[Dataset rows]
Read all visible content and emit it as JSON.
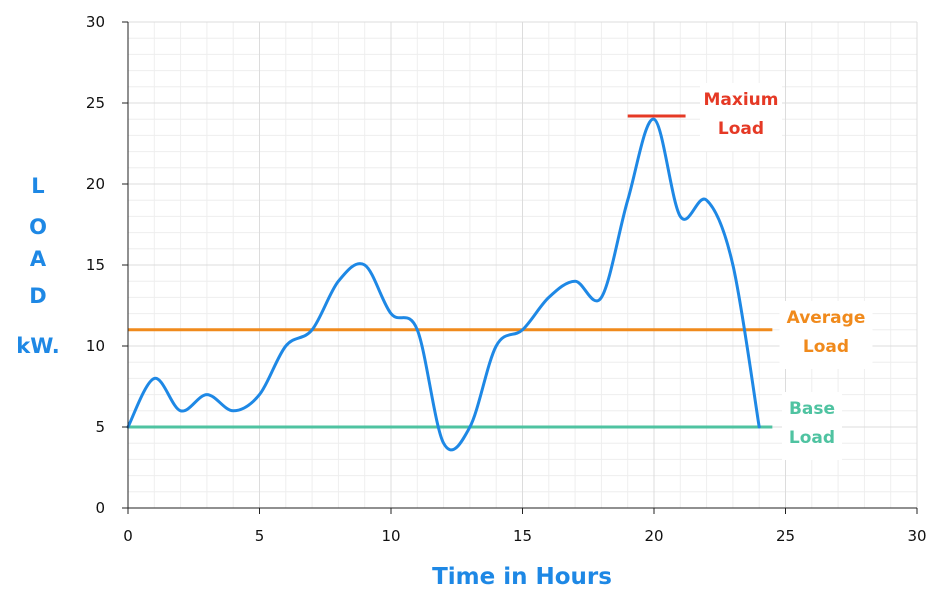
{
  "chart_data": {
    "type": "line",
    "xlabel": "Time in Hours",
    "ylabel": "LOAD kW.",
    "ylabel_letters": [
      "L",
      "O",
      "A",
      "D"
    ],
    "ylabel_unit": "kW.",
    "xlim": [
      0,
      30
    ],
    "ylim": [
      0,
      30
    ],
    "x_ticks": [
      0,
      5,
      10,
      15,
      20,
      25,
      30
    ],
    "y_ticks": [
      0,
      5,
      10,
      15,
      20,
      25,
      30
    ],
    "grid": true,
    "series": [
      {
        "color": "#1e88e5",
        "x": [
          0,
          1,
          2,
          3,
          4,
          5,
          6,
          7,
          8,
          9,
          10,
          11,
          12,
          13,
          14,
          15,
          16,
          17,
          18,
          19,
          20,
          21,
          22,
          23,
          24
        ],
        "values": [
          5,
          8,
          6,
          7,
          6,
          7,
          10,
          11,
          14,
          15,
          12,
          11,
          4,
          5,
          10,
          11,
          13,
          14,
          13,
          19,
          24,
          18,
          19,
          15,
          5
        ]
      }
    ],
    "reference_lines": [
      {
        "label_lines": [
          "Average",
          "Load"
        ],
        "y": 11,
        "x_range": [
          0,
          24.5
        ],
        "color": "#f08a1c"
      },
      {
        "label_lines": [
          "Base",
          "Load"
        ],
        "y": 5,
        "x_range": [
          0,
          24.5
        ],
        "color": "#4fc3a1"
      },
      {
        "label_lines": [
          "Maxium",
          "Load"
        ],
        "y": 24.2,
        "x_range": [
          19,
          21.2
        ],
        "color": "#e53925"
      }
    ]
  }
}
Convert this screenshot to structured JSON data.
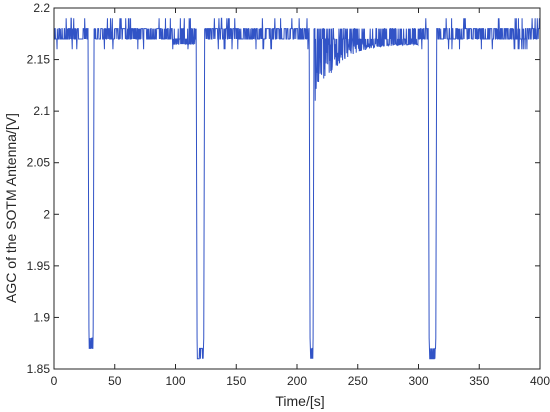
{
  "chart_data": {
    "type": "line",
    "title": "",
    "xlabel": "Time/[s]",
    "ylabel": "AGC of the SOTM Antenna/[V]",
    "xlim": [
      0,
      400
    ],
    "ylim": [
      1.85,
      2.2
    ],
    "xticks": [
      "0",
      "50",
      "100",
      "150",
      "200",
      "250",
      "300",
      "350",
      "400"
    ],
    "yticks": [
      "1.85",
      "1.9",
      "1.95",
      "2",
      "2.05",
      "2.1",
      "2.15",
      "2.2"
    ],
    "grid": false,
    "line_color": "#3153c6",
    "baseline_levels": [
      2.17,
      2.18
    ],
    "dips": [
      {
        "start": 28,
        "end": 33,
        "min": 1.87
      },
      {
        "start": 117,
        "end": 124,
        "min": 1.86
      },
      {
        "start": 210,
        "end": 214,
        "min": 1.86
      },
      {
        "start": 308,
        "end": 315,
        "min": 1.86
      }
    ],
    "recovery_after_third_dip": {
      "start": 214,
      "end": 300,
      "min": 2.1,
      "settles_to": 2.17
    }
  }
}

**Requirements**
Your task is to retype all the entries exactly and leave out any pictures.

**Answer to the task**
Read all visible content and emit it as JSON.
{
  "chart_data": {
    "type": "line",
    "xlabel": "Time in Hours",
    "ylabel": "LOAD kW.",
    "ylabel_letters": [
      "L",
      "O",
      "A",
      "D"
    ],
    "ylabel_unit": "kW.",
    "xlim": [
      0,
      30
    ],
    "ylim": [
      0,
      30
    ],
    "x_ticks": [
      0,
      5,
      10,
      15,
      20,
      25,
      30
    ],
    "y_ticks": [
      0,
      5,
      10,
      15,
      20,
      25,
      30
    ],
    "grid": true,
    "series": [
      {
        "color": "#1e88e5",
        "x": [
          0,
          1,
          2,
          3,
          4,
          5,
          6,
          7,
          8,
          9,
          10,
          11,
          12,
          13,
          14,
          15,
          16,
          17,
          18,
          19,
          20,
          21,
          22,
          23,
          24
        ],
        "values": [
          5,
          8,
          6,
          7,
          6,
          7,
          10,
          11,
          14,
          15,
          12,
          11,
          4,
          5,
          10,
          11,
          13,
          14,
          13,
          19,
          24,
          18,
          19,
          15,
          5
        ]
      }
    ],
    "reference_lines": [
      {
        "label_lines": [
          "Average",
          "Load"
        ],
        "y": 11,
        "x_range": [
          0,
          24.5
        ],
        "color": "#f08a1c"
      },
      {
        "label_lines": [
          "Base",
          "Load"
        ],
        "y": 5,
        "x_range": [
          0,
          24.5
        ],
        "color": "#4fc3a1"
      },
      {
        "label_lines": [
          "Maxium",
          "Load"
        ],
        "y": 24.2,
        "x_range": [
          19,
          21.2
        ],
        "color": "#e53925"
      }
    ]
  }
}
Convert this screenshot to structured JSON data.
{
  "chart_data": {
    "type": "line",
    "title": "",
    "xlabel": "Time/[s]",
    "ylabel": "AGC of the SOTM Antenna/[V]",
    "xlim": [
      0,
      400
    ],
    "ylim": [
      1.85,
      2.2
    ],
    "xticks": [
      "0",
      "50",
      "100",
      "150",
      "200",
      "250",
      "300",
      "350",
      "400"
    ],
    "yticks": [
      "1.85",
      "1.9",
      "1.95",
      "2",
      "2.05",
      "2.1",
      "2.15",
      "2.2"
    ],
    "grid": false,
    "line_color": "#3153c6",
    "baseline_levels": [
      2.17,
      2.18
    ],
    "dips": [
      {
        "start": 28,
        "end": 33,
        "min": 1.87
      },
      {
        "start": 117,
        "end": 124,
        "min": 1.86
      },
      {
        "start": 210,
        "end": 214,
        "min": 1.86
      },
      {
        "start": 308,
        "end": 315,
        "min": 1.86
      }
    ],
    "recovery_after_third_dip": {
      "start": 214,
      "end": 300,
      "min": 2.1,
      "settles_to": 2.17
    }
  }
}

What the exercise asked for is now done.